__DIRECTIONS__
Keep only the lines of the data below that contain "Карагайский", and copy them.

__Items from a data source__
_____
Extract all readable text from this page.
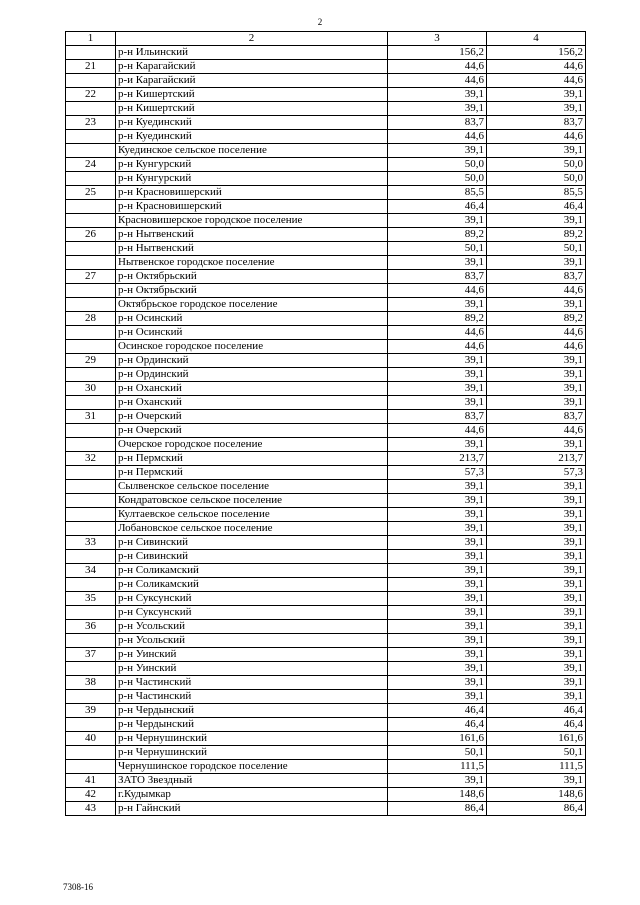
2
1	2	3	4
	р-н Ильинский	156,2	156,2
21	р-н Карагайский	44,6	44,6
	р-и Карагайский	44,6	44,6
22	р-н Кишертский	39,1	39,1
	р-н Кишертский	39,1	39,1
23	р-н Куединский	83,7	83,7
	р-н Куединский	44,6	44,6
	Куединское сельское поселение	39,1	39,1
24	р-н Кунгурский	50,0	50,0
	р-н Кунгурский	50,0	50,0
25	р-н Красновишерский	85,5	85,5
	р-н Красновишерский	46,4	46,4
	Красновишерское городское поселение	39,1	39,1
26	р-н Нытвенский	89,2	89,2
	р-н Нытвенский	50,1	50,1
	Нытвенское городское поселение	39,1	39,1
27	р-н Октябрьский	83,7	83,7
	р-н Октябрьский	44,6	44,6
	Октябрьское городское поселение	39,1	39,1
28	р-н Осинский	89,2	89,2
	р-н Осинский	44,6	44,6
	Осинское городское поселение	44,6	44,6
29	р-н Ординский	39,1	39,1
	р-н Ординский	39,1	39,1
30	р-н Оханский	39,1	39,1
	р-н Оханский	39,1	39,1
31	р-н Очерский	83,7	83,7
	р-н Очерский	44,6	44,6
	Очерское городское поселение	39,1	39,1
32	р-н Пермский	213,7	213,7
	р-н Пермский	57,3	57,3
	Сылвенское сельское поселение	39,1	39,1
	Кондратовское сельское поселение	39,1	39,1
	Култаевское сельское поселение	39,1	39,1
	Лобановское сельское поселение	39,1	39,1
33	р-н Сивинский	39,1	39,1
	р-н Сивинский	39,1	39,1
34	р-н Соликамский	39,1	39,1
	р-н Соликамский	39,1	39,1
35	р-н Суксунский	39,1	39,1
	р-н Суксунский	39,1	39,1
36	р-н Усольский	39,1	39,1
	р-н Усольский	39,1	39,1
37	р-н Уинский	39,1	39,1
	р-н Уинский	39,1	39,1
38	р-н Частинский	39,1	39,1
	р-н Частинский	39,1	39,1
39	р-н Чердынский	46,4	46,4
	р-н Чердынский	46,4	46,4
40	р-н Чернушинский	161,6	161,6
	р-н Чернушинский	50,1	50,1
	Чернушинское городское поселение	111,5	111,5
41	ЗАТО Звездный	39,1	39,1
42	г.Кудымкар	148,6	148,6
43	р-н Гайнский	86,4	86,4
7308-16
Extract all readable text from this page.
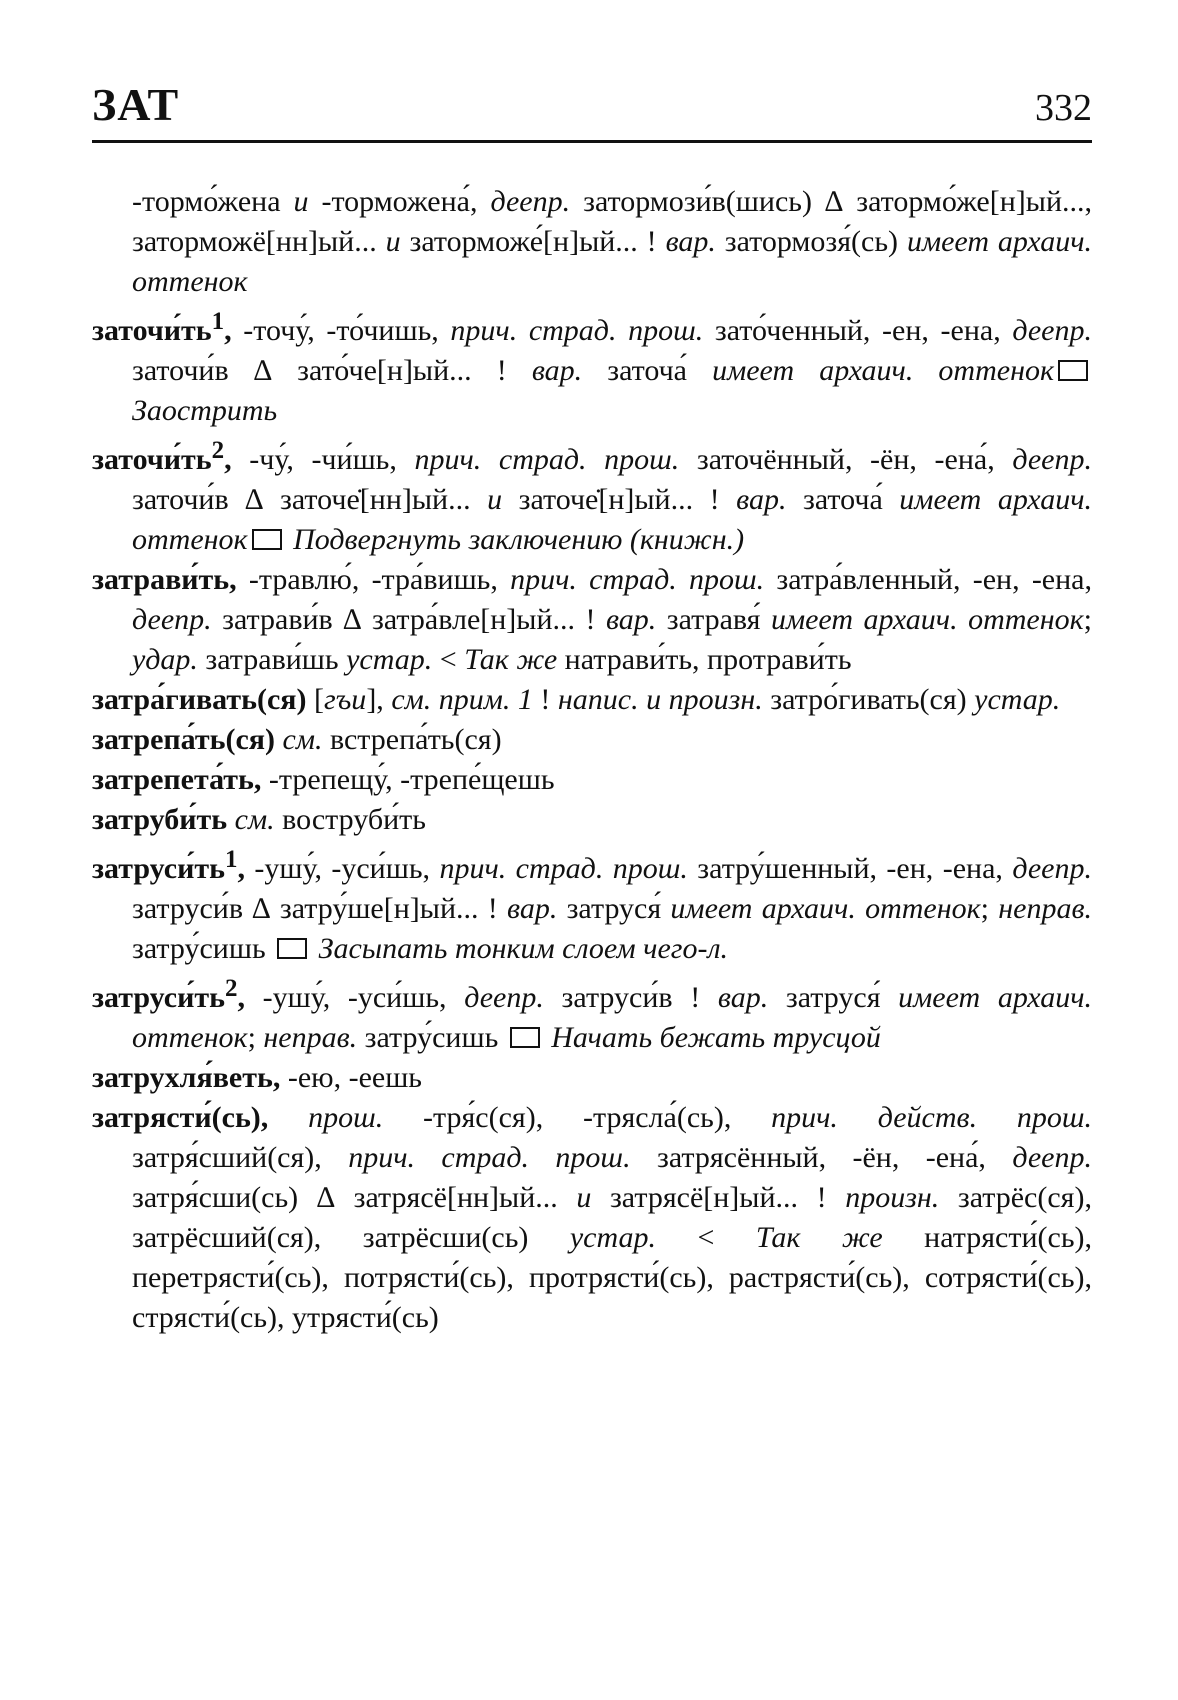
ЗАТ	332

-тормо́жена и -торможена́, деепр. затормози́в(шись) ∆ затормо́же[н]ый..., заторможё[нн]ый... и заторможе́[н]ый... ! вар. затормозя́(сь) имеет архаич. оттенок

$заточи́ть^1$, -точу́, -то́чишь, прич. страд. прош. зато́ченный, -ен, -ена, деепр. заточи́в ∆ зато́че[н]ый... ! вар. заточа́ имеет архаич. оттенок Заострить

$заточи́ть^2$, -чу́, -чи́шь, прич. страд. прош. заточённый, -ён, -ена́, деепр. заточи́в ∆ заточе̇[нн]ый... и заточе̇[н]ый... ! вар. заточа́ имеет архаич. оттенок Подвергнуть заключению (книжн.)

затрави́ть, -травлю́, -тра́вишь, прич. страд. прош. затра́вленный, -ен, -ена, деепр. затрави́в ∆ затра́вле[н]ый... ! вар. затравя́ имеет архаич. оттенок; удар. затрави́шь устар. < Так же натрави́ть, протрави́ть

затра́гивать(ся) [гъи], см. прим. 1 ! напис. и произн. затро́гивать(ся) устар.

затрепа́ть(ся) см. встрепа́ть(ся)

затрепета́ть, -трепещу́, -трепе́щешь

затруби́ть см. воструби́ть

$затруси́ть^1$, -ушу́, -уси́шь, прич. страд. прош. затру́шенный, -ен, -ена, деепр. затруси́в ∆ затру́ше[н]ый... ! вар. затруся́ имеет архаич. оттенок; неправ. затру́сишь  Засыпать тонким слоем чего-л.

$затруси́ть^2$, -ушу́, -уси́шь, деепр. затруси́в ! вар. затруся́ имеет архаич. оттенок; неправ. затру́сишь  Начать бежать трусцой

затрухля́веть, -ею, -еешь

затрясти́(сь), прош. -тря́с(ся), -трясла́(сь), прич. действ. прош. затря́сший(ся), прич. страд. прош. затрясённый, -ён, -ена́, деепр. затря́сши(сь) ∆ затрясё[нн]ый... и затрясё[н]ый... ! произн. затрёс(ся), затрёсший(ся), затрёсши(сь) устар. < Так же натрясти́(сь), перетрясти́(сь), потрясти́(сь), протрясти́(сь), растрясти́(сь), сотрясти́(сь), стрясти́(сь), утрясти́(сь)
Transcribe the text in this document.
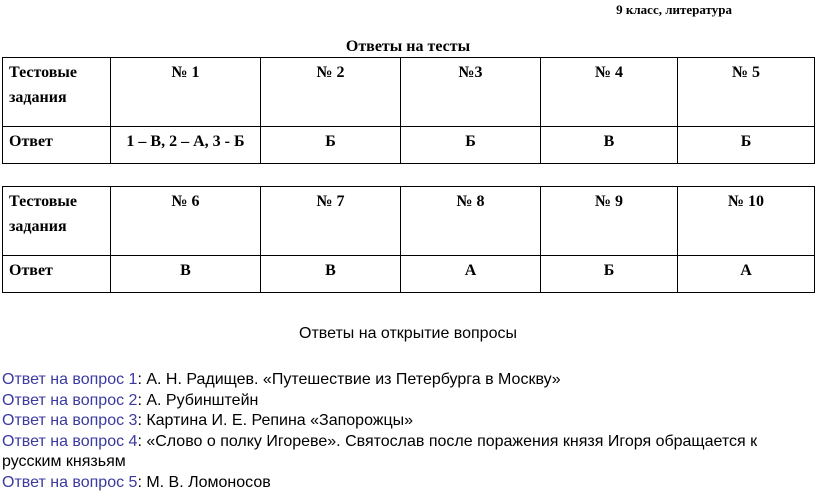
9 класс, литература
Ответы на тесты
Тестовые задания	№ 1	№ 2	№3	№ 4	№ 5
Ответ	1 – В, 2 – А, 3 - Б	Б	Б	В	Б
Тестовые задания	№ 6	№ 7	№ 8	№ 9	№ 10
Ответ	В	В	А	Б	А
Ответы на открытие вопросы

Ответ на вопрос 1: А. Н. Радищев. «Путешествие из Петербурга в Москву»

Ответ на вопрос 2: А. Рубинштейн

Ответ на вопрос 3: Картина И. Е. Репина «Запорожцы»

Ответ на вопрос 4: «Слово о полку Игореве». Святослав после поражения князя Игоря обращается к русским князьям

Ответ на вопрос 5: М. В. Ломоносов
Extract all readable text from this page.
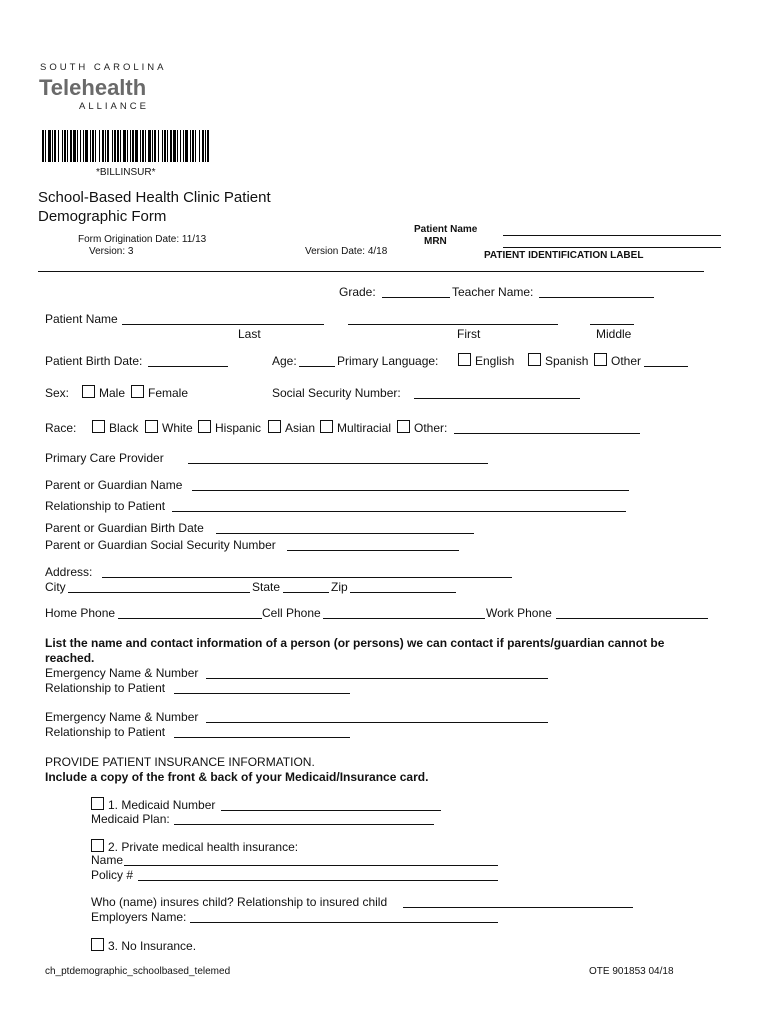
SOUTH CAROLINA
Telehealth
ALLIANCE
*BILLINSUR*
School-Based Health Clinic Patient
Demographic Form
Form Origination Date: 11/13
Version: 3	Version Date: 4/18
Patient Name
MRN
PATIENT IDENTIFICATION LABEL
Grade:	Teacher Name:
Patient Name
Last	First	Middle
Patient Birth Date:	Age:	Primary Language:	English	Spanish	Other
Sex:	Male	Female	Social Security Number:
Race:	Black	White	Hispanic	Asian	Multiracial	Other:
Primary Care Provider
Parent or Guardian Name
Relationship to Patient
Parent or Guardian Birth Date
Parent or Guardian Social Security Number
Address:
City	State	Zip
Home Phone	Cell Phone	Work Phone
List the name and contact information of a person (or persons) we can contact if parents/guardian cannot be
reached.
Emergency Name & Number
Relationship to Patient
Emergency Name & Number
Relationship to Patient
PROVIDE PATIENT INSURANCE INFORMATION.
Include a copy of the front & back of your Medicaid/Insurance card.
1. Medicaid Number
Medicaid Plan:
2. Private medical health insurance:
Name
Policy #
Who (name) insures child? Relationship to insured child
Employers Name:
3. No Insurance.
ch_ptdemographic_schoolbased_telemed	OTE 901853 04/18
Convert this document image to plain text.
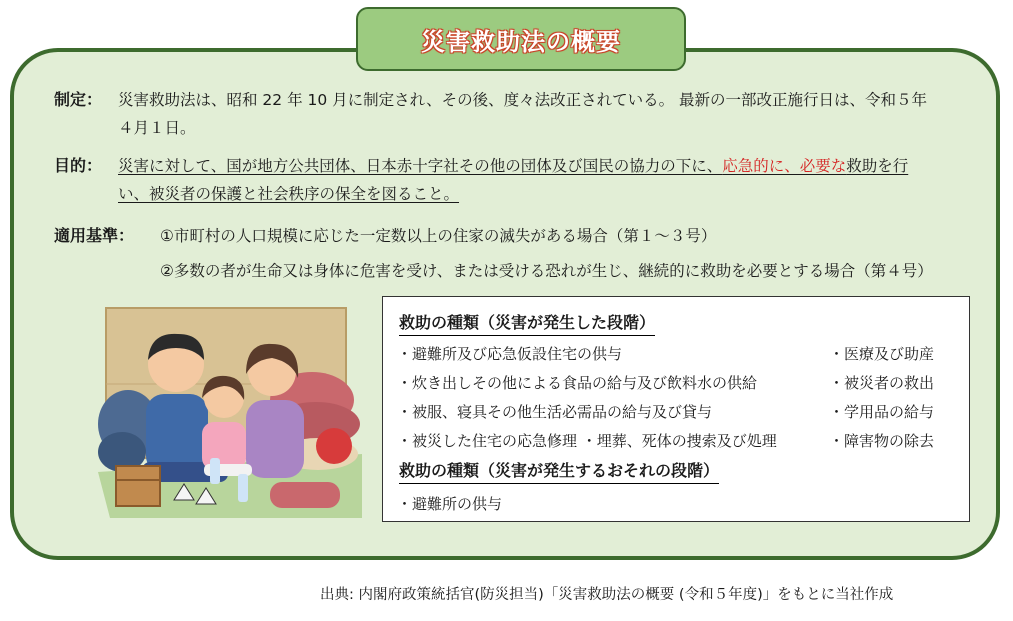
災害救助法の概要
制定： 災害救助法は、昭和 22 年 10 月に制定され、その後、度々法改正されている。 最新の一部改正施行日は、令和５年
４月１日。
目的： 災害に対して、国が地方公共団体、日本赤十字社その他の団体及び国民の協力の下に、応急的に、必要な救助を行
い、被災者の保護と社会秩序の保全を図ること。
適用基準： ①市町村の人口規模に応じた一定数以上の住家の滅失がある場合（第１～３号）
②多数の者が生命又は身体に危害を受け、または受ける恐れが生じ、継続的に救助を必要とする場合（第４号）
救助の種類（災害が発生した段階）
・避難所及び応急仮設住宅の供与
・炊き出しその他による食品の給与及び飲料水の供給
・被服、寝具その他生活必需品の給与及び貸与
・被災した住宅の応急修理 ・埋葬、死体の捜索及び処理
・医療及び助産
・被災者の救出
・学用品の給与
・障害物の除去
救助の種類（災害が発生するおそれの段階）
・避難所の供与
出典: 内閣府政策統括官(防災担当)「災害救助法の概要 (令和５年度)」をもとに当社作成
_____
__FULL SOLUTION__
21	р-н Карагайский	44,6	44,6
	р-и Карагайский	44,6	44,6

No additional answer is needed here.